• What you are asked to do
Select the lines that hold the word "content" and copy each one.
=====
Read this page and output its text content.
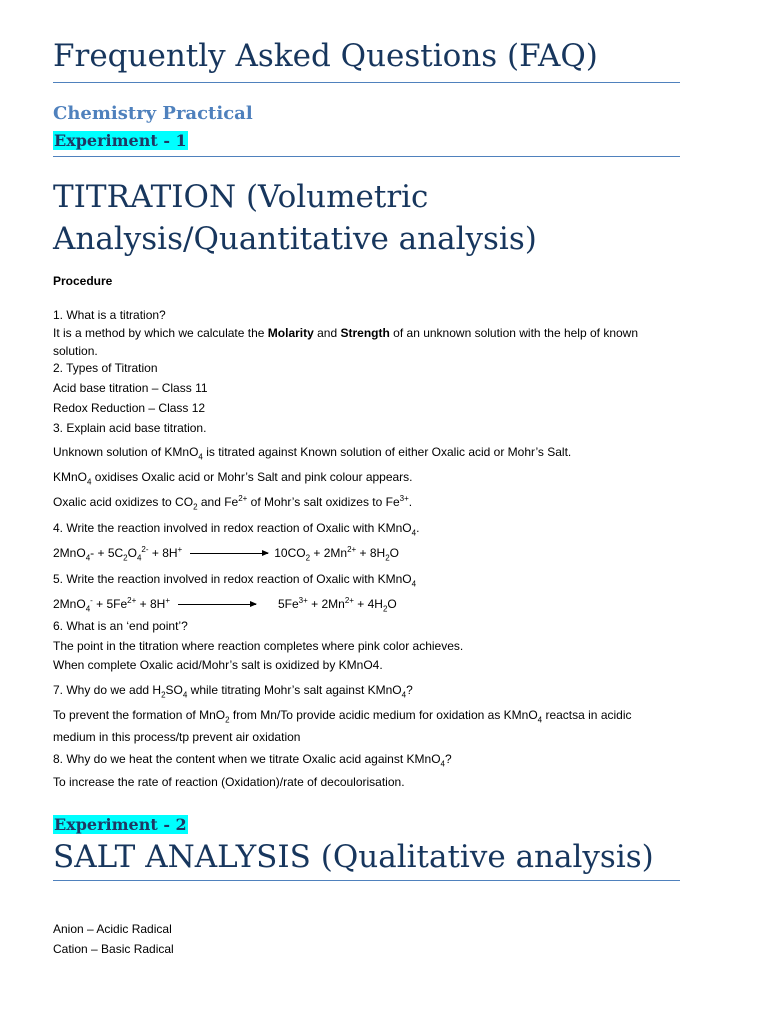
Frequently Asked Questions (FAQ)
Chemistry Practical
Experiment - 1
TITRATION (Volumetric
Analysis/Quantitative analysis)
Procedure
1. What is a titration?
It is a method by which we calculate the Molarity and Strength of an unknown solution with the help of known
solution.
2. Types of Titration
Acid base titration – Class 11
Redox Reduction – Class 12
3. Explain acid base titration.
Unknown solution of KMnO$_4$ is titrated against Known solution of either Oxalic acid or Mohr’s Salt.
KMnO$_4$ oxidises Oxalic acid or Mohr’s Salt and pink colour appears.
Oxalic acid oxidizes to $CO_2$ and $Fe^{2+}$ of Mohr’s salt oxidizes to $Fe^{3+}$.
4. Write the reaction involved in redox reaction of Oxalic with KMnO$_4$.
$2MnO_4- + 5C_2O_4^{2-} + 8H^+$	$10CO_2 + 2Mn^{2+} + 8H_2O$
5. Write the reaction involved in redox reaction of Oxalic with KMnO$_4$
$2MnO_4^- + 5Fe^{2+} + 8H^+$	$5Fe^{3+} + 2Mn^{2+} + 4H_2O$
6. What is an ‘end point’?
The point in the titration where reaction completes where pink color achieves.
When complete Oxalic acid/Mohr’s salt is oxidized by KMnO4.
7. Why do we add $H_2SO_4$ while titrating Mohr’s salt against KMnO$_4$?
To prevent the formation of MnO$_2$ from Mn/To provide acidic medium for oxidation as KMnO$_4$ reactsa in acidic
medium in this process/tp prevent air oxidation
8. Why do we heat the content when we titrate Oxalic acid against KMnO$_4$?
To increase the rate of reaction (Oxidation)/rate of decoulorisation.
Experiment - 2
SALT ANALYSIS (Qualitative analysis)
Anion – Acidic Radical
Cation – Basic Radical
=====
• Worked solution
Read this page and output its text content.
8. Why do we heat the content when we titrate Oxalic acid against KMnO$_4$?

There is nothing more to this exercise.